__WHAT YOU HAVE TO DO__
All the data should come back exactly as it was given.

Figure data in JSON
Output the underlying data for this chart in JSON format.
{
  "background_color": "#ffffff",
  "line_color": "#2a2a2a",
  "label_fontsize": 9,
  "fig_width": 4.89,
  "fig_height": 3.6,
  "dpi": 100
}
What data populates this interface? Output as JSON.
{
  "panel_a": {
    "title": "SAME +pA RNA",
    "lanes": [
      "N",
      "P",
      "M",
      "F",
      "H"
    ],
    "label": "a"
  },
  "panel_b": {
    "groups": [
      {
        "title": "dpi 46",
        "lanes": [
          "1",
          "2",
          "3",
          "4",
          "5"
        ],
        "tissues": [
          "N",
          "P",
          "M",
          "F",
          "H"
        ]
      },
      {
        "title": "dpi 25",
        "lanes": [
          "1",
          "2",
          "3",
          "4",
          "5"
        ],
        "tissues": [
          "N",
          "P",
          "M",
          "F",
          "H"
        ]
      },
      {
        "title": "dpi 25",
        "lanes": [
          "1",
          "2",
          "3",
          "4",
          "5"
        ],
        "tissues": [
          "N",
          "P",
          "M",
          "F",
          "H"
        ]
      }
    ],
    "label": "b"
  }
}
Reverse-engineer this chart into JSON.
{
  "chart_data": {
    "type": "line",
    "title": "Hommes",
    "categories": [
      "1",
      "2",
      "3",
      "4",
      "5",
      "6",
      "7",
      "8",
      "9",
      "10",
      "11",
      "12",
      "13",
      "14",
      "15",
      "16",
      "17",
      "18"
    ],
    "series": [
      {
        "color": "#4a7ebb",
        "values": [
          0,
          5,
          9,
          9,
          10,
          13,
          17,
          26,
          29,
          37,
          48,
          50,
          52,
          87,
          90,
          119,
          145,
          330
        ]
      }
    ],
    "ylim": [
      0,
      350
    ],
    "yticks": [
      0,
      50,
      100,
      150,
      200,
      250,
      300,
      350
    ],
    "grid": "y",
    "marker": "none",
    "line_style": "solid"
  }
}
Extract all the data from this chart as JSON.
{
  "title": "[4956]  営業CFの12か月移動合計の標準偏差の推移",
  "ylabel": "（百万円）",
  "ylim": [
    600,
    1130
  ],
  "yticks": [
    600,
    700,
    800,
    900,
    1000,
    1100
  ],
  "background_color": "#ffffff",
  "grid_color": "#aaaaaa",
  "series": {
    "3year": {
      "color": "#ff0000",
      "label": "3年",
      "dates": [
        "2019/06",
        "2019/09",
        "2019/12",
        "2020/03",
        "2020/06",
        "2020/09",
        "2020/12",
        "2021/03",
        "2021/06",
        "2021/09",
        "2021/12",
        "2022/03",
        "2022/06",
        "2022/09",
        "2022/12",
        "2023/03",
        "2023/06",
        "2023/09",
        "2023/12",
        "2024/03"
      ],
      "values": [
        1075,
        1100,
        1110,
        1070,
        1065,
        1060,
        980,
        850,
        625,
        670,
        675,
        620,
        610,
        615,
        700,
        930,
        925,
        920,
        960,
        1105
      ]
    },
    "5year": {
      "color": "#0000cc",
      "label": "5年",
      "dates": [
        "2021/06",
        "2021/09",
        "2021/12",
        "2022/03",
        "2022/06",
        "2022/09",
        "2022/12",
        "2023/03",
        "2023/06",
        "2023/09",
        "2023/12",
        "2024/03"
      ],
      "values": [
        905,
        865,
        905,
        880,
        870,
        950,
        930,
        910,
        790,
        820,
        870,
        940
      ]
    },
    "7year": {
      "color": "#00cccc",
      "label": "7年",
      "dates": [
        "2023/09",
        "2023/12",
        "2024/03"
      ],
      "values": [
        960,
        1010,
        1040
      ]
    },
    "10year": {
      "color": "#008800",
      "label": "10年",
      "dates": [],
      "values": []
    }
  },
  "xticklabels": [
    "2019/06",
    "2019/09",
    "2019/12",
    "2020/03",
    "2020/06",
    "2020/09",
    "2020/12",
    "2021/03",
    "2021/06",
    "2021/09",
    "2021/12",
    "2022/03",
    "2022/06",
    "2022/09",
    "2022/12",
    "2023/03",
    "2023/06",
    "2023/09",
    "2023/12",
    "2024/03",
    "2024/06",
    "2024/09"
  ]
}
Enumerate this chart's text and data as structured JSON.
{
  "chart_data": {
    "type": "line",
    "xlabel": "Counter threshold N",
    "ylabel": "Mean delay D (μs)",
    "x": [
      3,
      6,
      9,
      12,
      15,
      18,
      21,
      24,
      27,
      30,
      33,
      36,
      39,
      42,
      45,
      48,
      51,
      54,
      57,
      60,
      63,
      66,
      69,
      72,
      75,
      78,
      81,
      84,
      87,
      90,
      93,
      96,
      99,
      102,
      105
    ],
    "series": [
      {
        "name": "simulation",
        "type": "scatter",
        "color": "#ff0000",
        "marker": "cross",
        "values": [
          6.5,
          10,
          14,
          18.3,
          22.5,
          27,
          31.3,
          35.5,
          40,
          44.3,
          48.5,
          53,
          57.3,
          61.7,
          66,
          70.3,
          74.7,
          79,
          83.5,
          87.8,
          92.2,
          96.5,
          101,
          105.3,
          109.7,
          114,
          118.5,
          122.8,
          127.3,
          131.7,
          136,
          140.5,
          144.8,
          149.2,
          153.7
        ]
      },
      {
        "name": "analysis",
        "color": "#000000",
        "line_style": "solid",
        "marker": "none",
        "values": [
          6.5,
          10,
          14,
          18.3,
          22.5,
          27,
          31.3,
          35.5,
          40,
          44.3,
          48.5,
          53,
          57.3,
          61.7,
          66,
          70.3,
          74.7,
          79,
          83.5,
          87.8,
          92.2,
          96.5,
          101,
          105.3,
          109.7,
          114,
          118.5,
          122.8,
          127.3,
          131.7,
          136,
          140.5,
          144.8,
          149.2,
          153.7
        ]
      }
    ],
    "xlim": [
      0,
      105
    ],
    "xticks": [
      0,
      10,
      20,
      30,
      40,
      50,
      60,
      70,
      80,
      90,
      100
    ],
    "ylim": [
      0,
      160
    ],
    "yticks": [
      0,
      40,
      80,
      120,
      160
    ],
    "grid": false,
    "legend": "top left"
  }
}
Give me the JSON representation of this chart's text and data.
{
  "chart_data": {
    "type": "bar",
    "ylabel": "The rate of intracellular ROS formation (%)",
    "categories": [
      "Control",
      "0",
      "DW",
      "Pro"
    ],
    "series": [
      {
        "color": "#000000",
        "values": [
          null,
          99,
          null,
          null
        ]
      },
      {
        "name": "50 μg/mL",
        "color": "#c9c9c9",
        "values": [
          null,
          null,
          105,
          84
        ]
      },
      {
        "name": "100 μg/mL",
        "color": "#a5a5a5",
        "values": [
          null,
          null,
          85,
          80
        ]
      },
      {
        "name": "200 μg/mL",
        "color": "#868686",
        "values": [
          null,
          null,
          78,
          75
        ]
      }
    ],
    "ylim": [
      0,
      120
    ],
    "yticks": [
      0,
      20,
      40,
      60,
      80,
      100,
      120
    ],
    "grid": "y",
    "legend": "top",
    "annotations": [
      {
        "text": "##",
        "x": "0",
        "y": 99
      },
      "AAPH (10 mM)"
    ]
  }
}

__RESPONSE TO THIS EXERCISE__
Output the underlying data for this chart in JSON format.
{
  "background_color": "#ffffff",
  "line_color": "#2a2a2a",
  "label_fontsize": 9,
  "fig_width": 4.89,
  "fig_height": 3.6,
  "dpi": 100
}
What data populates this interface? Output as JSON.
{
  "panel_a": {
    "title": "SAME +pA RNA",
    "lanes": [
      "N",
      "P",
      "M",
      "F",
      "H"
    ],
    "label": "a"
  },
  "panel_b": {
    "groups": [
      {
        "title": "dpi 46",
        "lanes": [
          "1",
          "2",
          "3",
          "4",
          "5"
        ],
        "tissues": [
          "N",
          "P",
          "M",
          "F",
          "H"
        ]
      },
      {
        "title": "dpi 25",
        "lanes": [
          "1",
          "2",
          "3",
          "4",
          "5"
        ],
        "tissues": [
          "N",
          "P",
          "M",
          "F",
          "H"
        ]
      },
      {
        "title": "dpi 25",
        "lanes": [
          "1",
          "2",
          "3",
          "4",
          "5"
        ],
        "tissues": [
          "N",
          "P",
          "M",
          "F",
          "H"
        ]
      }
    ],
    "label": "b"
  }
}
Reverse-engineer this chart into JSON.
{
  "chart_data": {
    "type": "line",
    "title": "Hommes",
    "categories": [
      "1",
      "2",
      "3",
      "4",
      "5",
      "6",
      "7",
      "8",
      "9",
      "10",
      "11",
      "12",
      "13",
      "14",
      "15",
      "16",
      "17",
      "18"
    ],
    "series": [
      {
        "color": "#4a7ebb",
        "values": [
          0,
          5,
          9,
          9,
          10,
          13,
          17,
          26,
          29,
          37,
          48,
          50,
          52,
          87,
          90,
          119,
          145,
          330
        ]
      }
    ],
    "ylim": [
      0,
      350
    ],
    "yticks": [
      0,
      50,
      100,
      150,
      200,
      250,
      300,
      350
    ],
    "grid": "y",
    "marker": "none",
    "line_style": "solid"
  }
}
Extract all the data from this chart as JSON.
{
  "title": "[4956]  営業CFの12か月移動合計の標準偏差の推移",
  "ylabel": "（百万円）",
  "ylim": [
    600,
    1130
  ],
  "yticks": [
    600,
    700,
    800,
    900,
    1000,
    1100
  ],
  "background_color": "#ffffff",
  "grid_color": "#aaaaaa",
  "series": {
    "3year": {
      "color": "#ff0000",
      "label": "3年",
      "dates": [
        "2019/06",
        "2019/09",
        "2019/12",
        "2020/03",
        "2020/06",
        "2020/09",
        "2020/12",
        "2021/03",
        "2021/06",
        "2021/09",
        "2021/12",
        "2022/03",
        "2022/06",
        "2022/09",
        "2022/12",
        "2023/03",
        "2023/06",
        "2023/09",
        "2023/12",
        "2024/03"
      ],
      "values": [
        1075,
        1100,
        1110,
        1070,
        1065,
        1060,
        980,
        850,
        625,
        670,
        675,
        620,
        610,
        615,
        700,
        930,
        925,
        920,
        960,
        1105
      ]
    },
    "5year": {
      "color": "#0000cc",
      "label": "5年",
      "dates": [
        "2021/06",
        "2021/09",
        "2021/12",
        "2022/03",
        "2022/06",
        "2022/09",
        "2022/12",
        "2023/03",
        "2023/06",
        "2023/09",
        "2023/12",
        "2024/03"
      ],
      "values": [
        905,
        865,
        905,
        880,
        870,
        950,
        930,
        910,
        790,
        820,
        870,
        940
      ]
    },
    "7year": {
      "color": "#00cccc",
      "label": "7年",
      "dates": [
        "2023/09",
        "2023/12",
        "2024/03"
      ],
      "values": [
        960,
        1010,
        1040
      ]
    },
    "10year": {
      "color": "#008800",
      "label": "10年",
      "dates": [],
      "values": []
    }
  },
  "xticklabels": [
    "2019/06",
    "2019/09",
    "2019/12",
    "2020/03",
    "2020/06",
    "2020/09",
    "2020/12",
    "2021/03",
    "2021/06",
    "2021/09",
    "2021/12",
    "2022/03",
    "2022/06",
    "2022/09",
    "2022/12",
    "2023/03",
    "2023/06",
    "2023/09",
    "2023/12",
    "2024/03",
    "2024/06",
    "2024/09"
  ]
}
Enumerate this chart's text and data as structured JSON.
{
  "chart_data": {
    "type": "line",
    "xlabel": "Counter threshold N",
    "ylabel": "Mean delay D (μs)",
    "x": [
      3,
      6,
      9,
      12,
      15,
      18,
      21,
      24,
      27,
      30,
      33,
      36,
      39,
      42,
      45,
      48,
      51,
      54,
      57,
      60,
      63,
      66,
      69,
      72,
      75,
      78,
      81,
      84,
      87,
      90,
      93,
      96,
      99,
      102,
      105
    ],
    "series": [
      {
        "name": "simulation",
        "type": "scatter",
        "color": "#ff0000",
        "marker": "cross",
        "values": [
          6.5,
          10,
          14,
          18.3,
          22.5,
          27,
          31.3,
          35.5,
          40,
          44.3,
          48.5,
          53,
          57.3,
          61.7,
          66,
          70.3,
          74.7,
          79,
          83.5,
          87.8,
          92.2,
          96.5,
          101,
          105.3,
          109.7,
          114,
          118.5,
          122.8,
          127.3,
          131.7,
          136,
          140.5,
          144.8,
          149.2,
          153.7
        ]
      },
      {
        "name": "analysis",
        "color": "#000000",
        "line_style": "solid",
        "marker": "none",
        "values": [
          6.5,
          10,
          14,
          18.3,
          22.5,
          27,
          31.3,
          35.5,
          40,
          44.3,
          48.5,
          53,
          57.3,
          61.7,
          66,
          70.3,
          74.7,
          79,
          83.5,
          87.8,
          92.2,
          96.5,
          101,
          105.3,
          109.7,
          114,
          118.5,
          122.8,
          127.3,
          131.7,
          136,
          140.5,
          144.8,
          149.2,
          153.7
        ]
      }
    ],
    "xlim": [
      0,
      105
    ],
    "xticks": [
      0,
      10,
      20,
      30,
      40,
      50,
      60,
      70,
      80,
      90,
      100
    ],
    "ylim": [
      0,
      160
    ],
    "yticks": [
      0,
      40,
      80,
      120,
      160
    ],
    "grid": false,
    "legend": "top left"
  }
}
Give me the JSON representation of this chart's text and data.
{
  "chart_data": {
    "type": "bar",
    "ylabel": "The rate of intracellular ROS formation (%)",
    "categories": [
      "Control",
      "0",
      "DW",
      "Pro"
    ],
    "series": [
      {
        "color": "#000000",
        "values": [
          null,
          99,
          null,
          null
        ]
      },
      {
        "name": "50 μg/mL",
        "color": "#c9c9c9",
        "values": [
          null,
          null,
          105,
          84
        ]
      },
      {
        "name": "100 μg/mL",
        "color": "#a5a5a5",
        "values": [
          null,
          null,
          85,
          80
        ]
      },
      {
        "name": "200 μg/mL",
        "color": "#868686",
        "values": [
          null,
          null,
          78,
          75
        ]
      }
    ],
    "ylim": [
      0,
      120
    ],
    "yticks": [
      0,
      20,
      40,
      60,
      80,
      100,
      120
    ],
    "grid": "y",
    "legend": "top",
    "annotations": [
      {
        "text": "##",
        "x": "0",
        "y": 99
      },
      "AAPH (10 mM)"
    ]
  }
}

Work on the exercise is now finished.